[PROVIDED DATA start]

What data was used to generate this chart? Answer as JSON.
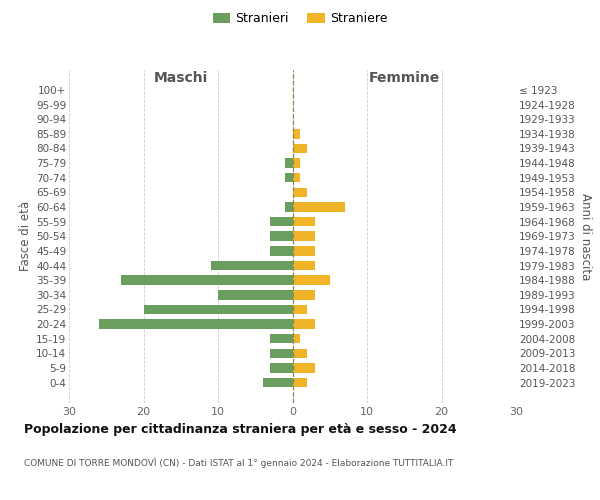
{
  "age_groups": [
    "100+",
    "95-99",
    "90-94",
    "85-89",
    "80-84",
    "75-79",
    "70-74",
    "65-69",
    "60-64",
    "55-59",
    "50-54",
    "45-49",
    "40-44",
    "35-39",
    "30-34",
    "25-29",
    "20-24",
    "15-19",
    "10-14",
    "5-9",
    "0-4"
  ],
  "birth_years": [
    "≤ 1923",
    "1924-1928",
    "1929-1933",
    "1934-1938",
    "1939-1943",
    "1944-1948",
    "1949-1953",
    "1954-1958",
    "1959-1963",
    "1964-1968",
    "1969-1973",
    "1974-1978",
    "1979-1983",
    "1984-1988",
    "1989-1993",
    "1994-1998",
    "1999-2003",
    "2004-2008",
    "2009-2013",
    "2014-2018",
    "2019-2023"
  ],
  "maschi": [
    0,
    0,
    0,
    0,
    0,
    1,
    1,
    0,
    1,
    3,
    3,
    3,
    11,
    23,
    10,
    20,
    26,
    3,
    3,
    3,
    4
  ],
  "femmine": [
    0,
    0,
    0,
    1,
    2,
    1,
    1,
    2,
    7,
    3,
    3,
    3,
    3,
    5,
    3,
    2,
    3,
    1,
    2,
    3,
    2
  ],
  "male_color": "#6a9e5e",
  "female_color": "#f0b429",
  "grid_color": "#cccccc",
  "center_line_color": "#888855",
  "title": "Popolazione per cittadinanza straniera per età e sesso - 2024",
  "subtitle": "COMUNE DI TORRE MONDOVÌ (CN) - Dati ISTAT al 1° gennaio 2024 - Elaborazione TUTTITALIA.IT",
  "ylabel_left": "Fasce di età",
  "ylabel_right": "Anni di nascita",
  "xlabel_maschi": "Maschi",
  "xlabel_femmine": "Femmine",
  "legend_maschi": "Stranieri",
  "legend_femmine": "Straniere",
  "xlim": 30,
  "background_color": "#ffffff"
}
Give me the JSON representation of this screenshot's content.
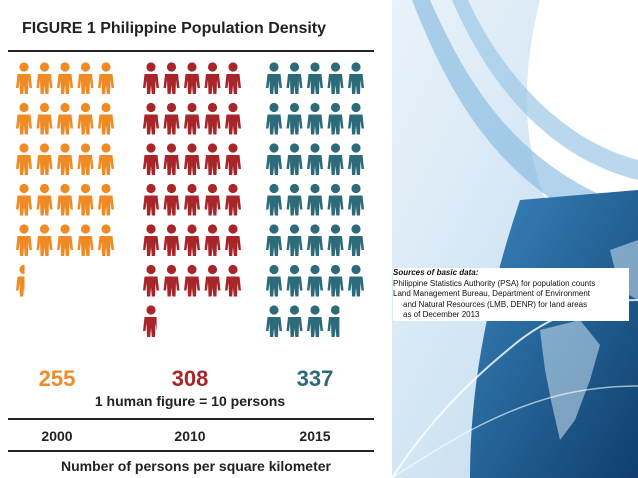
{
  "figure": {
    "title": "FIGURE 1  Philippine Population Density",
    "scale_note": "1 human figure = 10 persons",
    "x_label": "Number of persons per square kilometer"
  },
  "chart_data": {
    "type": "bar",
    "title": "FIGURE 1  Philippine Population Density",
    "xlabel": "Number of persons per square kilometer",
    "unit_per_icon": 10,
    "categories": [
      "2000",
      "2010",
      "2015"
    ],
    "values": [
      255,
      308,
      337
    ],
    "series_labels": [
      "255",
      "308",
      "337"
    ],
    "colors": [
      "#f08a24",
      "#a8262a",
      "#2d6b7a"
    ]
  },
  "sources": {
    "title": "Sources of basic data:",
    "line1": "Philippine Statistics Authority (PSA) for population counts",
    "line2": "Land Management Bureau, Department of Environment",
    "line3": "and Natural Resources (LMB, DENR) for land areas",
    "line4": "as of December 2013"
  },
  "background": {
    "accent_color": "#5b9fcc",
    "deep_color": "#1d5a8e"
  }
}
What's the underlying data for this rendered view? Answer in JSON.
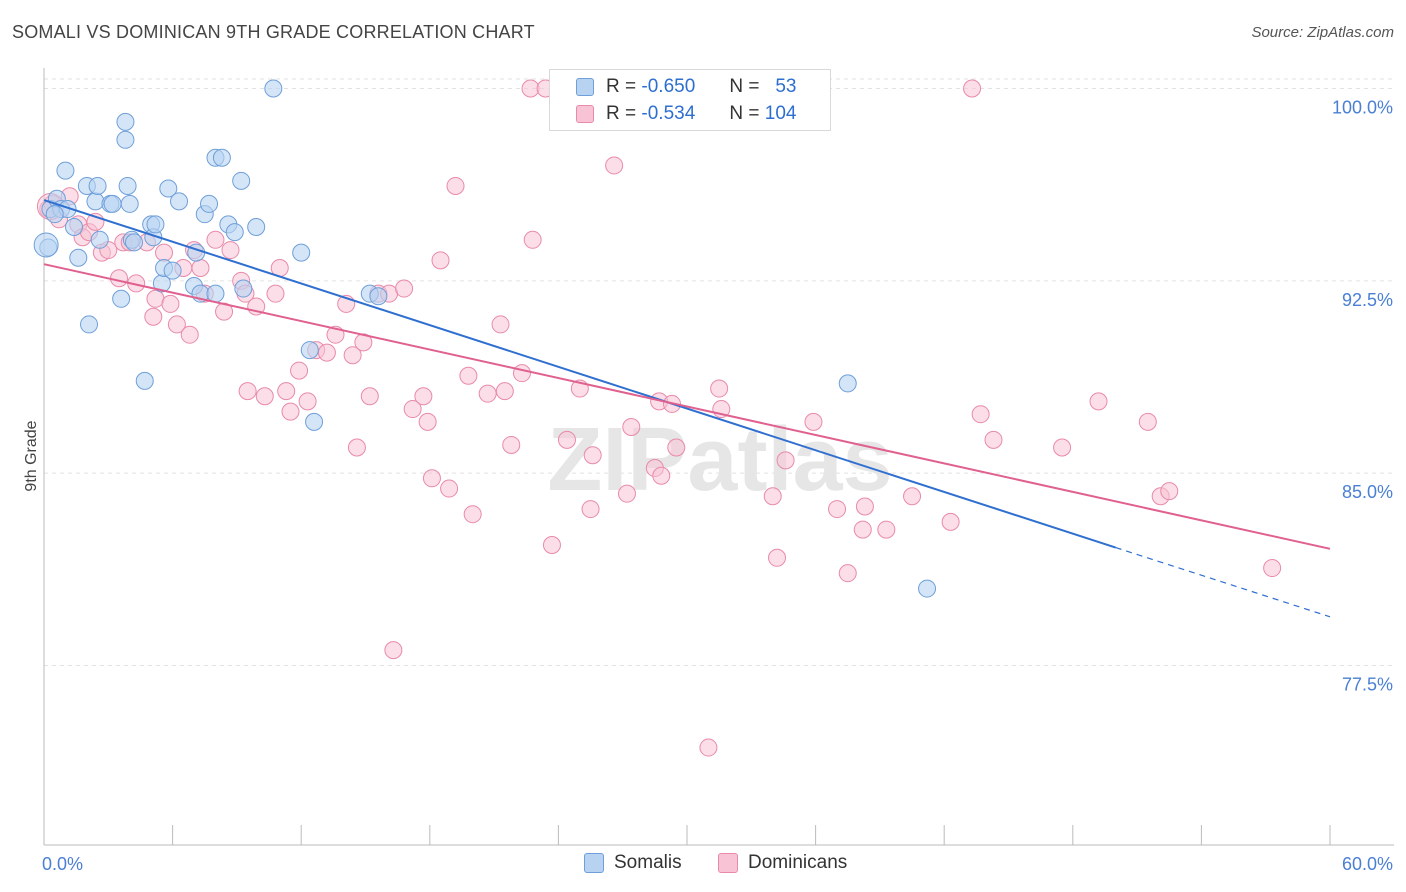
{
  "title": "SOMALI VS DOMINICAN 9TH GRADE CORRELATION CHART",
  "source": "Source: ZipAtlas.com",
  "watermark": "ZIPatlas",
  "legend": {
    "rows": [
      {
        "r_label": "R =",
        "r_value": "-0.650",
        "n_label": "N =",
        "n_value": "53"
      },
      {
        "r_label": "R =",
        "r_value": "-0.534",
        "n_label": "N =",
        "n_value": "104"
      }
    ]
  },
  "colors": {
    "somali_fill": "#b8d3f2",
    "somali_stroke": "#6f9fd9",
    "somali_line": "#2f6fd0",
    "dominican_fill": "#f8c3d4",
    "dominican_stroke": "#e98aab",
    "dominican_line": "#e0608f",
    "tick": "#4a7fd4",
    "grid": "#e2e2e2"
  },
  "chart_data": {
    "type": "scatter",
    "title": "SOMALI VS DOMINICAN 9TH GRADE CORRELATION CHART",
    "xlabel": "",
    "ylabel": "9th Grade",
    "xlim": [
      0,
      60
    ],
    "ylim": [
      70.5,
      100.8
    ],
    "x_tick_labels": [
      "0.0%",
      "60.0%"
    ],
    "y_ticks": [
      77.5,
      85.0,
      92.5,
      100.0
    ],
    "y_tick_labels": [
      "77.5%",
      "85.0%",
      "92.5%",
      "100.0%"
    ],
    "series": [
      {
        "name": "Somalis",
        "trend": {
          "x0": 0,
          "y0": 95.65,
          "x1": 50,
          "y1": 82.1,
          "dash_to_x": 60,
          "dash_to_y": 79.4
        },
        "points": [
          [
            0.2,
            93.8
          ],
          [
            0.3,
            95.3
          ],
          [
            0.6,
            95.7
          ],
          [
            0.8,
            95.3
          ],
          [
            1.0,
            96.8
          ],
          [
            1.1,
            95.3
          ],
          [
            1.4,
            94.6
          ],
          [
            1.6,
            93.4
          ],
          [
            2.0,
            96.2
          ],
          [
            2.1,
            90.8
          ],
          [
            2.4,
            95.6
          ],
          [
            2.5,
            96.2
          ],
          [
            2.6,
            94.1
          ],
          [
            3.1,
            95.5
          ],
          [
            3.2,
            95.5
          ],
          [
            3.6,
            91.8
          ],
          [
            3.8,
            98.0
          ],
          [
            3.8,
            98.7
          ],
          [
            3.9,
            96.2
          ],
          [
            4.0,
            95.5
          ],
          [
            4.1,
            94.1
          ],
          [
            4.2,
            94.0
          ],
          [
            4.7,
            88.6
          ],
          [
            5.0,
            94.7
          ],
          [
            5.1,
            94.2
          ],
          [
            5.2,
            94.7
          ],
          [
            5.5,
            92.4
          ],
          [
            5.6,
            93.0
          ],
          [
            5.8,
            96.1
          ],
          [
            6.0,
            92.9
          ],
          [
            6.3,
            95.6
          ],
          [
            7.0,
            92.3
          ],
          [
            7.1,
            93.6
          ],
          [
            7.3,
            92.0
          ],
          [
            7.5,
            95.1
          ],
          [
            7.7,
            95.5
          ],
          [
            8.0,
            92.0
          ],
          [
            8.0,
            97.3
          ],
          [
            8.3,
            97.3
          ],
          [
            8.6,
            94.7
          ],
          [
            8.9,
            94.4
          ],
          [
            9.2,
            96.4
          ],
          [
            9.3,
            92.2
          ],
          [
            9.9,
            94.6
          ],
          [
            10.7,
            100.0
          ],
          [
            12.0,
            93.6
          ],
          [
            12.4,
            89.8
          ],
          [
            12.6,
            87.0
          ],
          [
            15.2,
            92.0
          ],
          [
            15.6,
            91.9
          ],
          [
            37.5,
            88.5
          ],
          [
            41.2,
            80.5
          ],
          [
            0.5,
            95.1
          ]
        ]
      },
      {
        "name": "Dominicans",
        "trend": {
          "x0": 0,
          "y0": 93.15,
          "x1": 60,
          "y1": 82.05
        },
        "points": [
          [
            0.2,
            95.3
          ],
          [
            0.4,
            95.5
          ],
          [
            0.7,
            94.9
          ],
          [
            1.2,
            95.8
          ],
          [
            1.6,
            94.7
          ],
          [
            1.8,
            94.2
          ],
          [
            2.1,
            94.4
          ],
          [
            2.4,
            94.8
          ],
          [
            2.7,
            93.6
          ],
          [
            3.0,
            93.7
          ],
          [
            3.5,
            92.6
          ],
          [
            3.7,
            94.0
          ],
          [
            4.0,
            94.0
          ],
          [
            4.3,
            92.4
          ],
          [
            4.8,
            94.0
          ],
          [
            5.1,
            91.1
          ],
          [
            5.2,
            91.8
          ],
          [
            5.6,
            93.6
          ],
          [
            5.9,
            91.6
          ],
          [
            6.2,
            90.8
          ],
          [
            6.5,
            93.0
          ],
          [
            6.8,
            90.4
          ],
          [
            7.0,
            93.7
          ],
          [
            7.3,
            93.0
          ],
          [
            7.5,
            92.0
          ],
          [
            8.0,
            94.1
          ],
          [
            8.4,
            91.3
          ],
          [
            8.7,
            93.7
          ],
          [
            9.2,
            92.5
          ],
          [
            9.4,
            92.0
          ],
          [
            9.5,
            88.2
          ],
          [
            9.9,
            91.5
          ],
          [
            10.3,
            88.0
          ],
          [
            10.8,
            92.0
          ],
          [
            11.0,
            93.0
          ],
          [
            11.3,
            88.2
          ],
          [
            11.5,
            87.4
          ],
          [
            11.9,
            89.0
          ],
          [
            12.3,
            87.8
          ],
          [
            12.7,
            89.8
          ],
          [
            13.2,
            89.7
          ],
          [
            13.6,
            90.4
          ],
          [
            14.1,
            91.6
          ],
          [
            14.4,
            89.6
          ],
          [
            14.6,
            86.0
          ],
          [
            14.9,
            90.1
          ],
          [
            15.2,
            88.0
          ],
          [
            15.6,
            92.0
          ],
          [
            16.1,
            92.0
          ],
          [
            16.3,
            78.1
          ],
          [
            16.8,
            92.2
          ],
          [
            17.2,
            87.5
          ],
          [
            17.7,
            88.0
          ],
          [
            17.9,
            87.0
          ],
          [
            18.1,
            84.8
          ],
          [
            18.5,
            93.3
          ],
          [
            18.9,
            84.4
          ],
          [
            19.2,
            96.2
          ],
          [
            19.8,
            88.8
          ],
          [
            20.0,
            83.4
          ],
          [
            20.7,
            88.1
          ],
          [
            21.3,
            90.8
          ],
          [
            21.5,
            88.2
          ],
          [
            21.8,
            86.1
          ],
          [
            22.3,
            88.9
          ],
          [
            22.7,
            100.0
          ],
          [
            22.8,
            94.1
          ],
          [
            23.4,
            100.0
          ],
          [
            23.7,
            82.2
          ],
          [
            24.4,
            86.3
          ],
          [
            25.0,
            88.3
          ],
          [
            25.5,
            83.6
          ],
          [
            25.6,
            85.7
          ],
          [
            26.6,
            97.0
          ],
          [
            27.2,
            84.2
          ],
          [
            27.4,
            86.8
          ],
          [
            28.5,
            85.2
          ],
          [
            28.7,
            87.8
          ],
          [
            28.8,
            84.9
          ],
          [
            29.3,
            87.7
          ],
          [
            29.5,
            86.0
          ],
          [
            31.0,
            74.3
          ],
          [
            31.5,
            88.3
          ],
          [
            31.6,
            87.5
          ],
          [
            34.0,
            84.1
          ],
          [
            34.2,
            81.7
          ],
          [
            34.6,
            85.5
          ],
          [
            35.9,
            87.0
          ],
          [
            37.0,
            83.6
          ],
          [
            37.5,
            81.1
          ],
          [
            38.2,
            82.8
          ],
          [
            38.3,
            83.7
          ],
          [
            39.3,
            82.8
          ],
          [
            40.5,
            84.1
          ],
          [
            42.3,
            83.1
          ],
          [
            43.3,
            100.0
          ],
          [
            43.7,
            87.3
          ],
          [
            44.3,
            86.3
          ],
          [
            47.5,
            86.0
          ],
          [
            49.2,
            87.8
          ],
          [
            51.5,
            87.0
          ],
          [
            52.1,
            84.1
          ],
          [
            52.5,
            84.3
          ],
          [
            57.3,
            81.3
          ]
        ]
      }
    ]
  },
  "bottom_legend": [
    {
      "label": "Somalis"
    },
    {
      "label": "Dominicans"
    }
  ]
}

[PROVIDED DATA end]

* _EXERCISE DESCRIPTION_: Lines holding the word "Number" in the entries above are the ones to pull out. Copy them all.

* _FINISHED TASK_:
    "x_label": "Number of persons per square kilometer"
    "xlabel": "Number of persons per square kilometer",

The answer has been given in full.